### Extrait du document
Un poète peut-il mourir ? Forcément, non. Ceux qui se sont attaqués au rebelle l’ont bien compris.
Matoub n’est toujours pas mort. Il continue d’être présent dans les esprits et les cœurs de millions de Kabyles. Lounès est toujours vivant. Son combat pour la démocratie et la reconnaissance de l’identité de tout un peuple se poursuit toujours.
Des millions de Kabyles pour qui feu Matoub est un symbole sont prêts à relever le défit et à faire aboutir coûte que coûte les ideaux véhiculés par l’illustre artiste que seule la Kabylie a su enfanter.
Cette Kabylie, qui n’arrive toujours pas à digérer et à se faire à l’idée que Lounès est tombé sous les dizaines de balles barbares et assassines, quelque part dans sa région natale à Beni Douala. Tala Bounane, lieu où le macabre assassinat eut lieu est devenu depuis lors, un lieu de pèlerinage pour des millions de fans. Cette date fatidique du 25 juin 1998 est restée gravée dans la mémoire collective de millions de Kabyles. Douze ans après, Matoub continue de vivre à travers chaque Kabyle. Il est présent partout et son idéal est toujours d’actualité et défendu par toute une société. Le projet aboutira, la Kabylie retrouvera sa splendeur et Lounès pourra alors se reposer tranquillement là où il est maintenant. Un repos bien mérité lui, qui a voué sa jeunesse et toute sa vie à la cause berbère.
Lounès, l’ami des pauvres
Dans sa vie, sa courte vie, je dirai, Lounès est estimé de tous et spécialement de la frange la plus démunie : “Tarwa el hif», disait-il dans une de ses chansons. Matoub qui était modeste et généreux n’hésitait jamais à aider, à donner et à soutenir les gens dans la difficulté. Les pauvres et les simples citoyens ne sont jamais déçus lorsqu’ils font appel à son assistance. En véritable défenseur “des damnés de la terre de Kabylie», Lounès n’a jamais baissé les bras et ne savait pas dire non. Il faut reconnaître aussi que les Kabyles le lui rendent bien. Douze ans après, les gens continuent de parler de lui, de l’écouter et de l’aimer. N’est-ce pas là une gifle à ceux qui ont osé s’attaquer au rebelle ?
N’est-ce pas là une réponse à ceux qui voulaient faire taire le chant de ce rossignol du Djurdjura ? N’est-ce pas là un échec cuisant à ceux qui voulant faire barrage, au combat pour la reconnaissance de l’identité réelle, de l’Algérie ? Ceux qui ont parié sur sa liquidation physique, se sont lamentablement trompés, car cela n’a fait qu’encourager le peuple à aller de l’avant. La suite indéniablement, une preuve que le combat continue et continuera jusqu’à son aboutissement.
Peu importe le prix et peu importes les sacrifices.

### Consignes
• a. Répondez à ces questions sur le texte consacré à Matoub Lounès :
(i) À quelle date Lounès a-t-il été assassiné ?
(ii) Quel lieu est devenu un lieu de pèlerinage pour des millions de fans ?
(iii) À quelle cause Lounès a-t-il voué sa jeunesse et toute sa vie ?
• b. Traduisez en anglais cette phrase du texte consacré à Matoub Lounès : « Matoub qui était modeste et généreux n’hésitait jamais à aider, à donner et à soutenir les gens dans la difficulté. »
• c. Recopiez le passage du texte consacré à Matoub Lounès qui commence par « Des millions de Kabyles » et se poursuit jusqu’à « a su enfanter. ».

### Données affichées
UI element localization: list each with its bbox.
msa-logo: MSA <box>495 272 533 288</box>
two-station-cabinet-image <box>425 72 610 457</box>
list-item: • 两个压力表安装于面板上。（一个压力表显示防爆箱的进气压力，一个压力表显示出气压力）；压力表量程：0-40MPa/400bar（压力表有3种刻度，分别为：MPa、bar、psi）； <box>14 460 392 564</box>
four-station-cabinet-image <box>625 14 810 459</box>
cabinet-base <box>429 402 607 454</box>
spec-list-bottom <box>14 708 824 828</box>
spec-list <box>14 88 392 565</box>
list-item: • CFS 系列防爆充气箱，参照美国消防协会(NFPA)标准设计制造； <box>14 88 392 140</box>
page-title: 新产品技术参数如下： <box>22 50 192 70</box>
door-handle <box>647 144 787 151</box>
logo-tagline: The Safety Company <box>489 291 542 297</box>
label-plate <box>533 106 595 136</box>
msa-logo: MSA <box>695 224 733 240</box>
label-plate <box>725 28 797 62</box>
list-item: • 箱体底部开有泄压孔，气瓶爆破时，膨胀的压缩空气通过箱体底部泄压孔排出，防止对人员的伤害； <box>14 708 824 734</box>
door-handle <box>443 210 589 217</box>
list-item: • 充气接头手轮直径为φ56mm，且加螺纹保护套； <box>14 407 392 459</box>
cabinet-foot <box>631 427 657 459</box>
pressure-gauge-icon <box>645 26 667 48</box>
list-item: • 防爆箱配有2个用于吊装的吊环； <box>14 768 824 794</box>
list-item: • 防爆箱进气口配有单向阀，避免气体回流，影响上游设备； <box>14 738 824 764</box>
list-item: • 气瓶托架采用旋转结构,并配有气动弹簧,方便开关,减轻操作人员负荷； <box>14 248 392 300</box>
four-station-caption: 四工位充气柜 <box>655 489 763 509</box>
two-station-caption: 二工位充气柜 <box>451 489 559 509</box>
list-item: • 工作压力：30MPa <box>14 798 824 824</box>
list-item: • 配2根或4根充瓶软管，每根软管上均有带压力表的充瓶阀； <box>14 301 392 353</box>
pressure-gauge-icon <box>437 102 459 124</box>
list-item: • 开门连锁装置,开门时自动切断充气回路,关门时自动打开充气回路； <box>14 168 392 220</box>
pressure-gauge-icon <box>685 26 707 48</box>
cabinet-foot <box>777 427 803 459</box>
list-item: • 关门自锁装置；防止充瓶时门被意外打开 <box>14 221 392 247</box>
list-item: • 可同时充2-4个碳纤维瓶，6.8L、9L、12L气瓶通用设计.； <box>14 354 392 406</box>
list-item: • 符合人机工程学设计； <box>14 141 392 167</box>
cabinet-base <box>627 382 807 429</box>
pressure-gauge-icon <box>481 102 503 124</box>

### Corrigés
• a.
(i) Le 25 juin 1998.
(ii) Tala Bounane.
(iii) La cause berbère.

• b. Matoub, who was modest and generous, never hesitated to help, to give and to support people in difficulty.

• c.
Des millions de Kabyles pour qui feu Matoub est un symbole sont prêts à relever le défit et à faire aboutir coûte que coûte les ideaux véhiculés par l’illustre artiste que seule la Kabylie a su enfanter.